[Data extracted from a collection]
==========

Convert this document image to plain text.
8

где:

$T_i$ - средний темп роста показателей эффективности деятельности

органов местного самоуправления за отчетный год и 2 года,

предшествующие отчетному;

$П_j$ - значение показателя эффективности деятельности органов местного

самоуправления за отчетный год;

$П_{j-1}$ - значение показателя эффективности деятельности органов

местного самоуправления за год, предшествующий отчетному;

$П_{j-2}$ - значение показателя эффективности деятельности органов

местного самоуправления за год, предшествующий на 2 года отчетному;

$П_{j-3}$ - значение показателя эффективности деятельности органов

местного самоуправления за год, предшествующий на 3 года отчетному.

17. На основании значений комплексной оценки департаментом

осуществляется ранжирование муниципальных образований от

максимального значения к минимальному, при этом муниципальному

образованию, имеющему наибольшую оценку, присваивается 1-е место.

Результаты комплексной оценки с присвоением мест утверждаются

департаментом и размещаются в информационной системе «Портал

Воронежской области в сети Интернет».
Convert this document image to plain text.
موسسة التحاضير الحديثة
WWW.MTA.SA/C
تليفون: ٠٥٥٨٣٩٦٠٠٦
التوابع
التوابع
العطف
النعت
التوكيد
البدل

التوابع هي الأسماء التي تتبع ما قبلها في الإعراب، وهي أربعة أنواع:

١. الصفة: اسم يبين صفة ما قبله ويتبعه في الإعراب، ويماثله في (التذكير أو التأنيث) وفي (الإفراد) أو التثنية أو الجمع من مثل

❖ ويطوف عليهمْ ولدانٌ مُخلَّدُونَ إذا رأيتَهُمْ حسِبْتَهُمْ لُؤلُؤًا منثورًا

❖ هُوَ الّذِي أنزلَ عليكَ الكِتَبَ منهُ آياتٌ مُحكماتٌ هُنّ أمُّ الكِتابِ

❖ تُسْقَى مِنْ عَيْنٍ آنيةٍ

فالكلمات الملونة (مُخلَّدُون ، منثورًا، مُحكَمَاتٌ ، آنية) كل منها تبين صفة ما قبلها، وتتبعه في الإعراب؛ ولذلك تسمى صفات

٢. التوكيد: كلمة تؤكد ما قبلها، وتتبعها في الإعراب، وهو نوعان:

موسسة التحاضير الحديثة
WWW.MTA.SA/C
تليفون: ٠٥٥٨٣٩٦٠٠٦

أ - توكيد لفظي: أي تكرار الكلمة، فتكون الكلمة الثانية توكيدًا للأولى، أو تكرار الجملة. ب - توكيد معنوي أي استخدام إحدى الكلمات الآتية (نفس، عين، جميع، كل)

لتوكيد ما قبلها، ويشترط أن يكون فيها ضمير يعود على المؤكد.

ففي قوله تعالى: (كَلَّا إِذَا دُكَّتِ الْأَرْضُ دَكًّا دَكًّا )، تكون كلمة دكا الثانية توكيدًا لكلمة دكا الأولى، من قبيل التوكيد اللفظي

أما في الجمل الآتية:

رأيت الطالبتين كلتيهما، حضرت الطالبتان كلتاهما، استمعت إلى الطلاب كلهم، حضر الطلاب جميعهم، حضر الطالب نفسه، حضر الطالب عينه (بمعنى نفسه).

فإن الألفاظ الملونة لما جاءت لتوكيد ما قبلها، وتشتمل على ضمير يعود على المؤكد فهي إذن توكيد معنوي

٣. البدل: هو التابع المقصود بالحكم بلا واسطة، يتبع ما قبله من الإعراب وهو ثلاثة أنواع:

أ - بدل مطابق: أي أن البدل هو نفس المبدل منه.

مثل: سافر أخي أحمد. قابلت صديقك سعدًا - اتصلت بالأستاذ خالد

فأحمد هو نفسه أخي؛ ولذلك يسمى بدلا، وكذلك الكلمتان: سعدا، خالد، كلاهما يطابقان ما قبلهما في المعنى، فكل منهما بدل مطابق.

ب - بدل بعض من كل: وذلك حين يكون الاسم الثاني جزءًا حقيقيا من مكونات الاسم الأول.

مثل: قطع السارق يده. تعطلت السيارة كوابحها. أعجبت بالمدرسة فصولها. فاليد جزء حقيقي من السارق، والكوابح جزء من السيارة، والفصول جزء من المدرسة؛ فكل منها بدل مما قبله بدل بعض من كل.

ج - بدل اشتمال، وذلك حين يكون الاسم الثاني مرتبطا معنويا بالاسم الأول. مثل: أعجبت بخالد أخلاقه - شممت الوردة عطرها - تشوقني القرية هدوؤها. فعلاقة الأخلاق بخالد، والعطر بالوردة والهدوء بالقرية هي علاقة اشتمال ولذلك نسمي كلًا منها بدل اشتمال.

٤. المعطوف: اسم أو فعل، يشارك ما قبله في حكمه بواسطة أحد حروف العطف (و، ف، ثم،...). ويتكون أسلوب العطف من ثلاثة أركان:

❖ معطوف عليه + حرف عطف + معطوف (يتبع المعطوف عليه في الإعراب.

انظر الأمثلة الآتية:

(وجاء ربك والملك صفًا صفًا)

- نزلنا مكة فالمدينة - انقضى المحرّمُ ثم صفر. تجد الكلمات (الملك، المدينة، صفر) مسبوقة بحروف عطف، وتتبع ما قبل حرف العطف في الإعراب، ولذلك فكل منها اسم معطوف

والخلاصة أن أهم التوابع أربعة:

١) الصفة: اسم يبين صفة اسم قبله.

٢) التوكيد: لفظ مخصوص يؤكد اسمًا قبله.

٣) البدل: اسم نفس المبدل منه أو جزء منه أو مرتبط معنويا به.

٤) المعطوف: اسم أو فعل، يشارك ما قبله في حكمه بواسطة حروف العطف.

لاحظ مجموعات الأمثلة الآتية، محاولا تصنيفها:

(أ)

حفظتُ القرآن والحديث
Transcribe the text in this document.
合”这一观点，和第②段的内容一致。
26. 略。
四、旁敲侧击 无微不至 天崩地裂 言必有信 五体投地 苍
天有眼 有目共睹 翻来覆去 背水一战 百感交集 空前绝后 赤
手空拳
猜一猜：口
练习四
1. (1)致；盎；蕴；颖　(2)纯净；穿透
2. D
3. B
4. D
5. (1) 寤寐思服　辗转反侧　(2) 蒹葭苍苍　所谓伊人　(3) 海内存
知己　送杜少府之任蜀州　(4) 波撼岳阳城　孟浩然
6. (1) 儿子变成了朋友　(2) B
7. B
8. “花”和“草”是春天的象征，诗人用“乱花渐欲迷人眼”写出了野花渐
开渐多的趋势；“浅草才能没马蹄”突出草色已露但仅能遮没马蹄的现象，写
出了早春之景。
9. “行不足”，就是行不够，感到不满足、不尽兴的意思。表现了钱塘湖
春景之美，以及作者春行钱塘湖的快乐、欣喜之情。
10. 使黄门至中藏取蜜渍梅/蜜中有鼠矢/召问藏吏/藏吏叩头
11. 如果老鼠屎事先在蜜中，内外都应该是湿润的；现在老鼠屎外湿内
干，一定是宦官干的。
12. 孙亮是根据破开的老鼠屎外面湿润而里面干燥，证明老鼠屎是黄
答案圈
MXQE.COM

==========

**What to do:**
Where a line holds "ولذلك", copy that line.

**Answer in full:**
فالكلمات الملونة (مُخلَّدُون ، منثورًا، مُحكَمَاتٌ ، آنية) كل منها تبين صفة ما قبلها، وتتبعه في الإعراب؛ ولذلك تسمى صفات
فأحمد هو نفسه أخي؛ ولذلك يسمى بدلا، وكذلك الكلمتان: سعدا، خالد، كلاهما يطابقان ما قبلهما في المعنى، فكل منهما بدل مطابق.
ج - بدل اشتمال، وذلك حين يكون الاسم الثاني مرتبطا معنويا بالاسم الأول. مثل: أعجبت بخالد أخلاقه - شممت الوردة عطرها - تشوقني القرية هدوؤها. فعلاقة الأخلاق بخالد، والعطر بالوردة والهدوء بالقرية هي علاقة اشتمال ولذلك نسمي كلًا منها بدل اشتمال.
- نزلنا مكة فالمدينة - انقضى المحرّمُ ثم صفر. تجد الكلمات (الملك، المدينة، صفر) مسبوقة بحروف عطف، وتتبع ما قبل حرف العطف في الإعراب، ولذلك فكل منها اسم معطوف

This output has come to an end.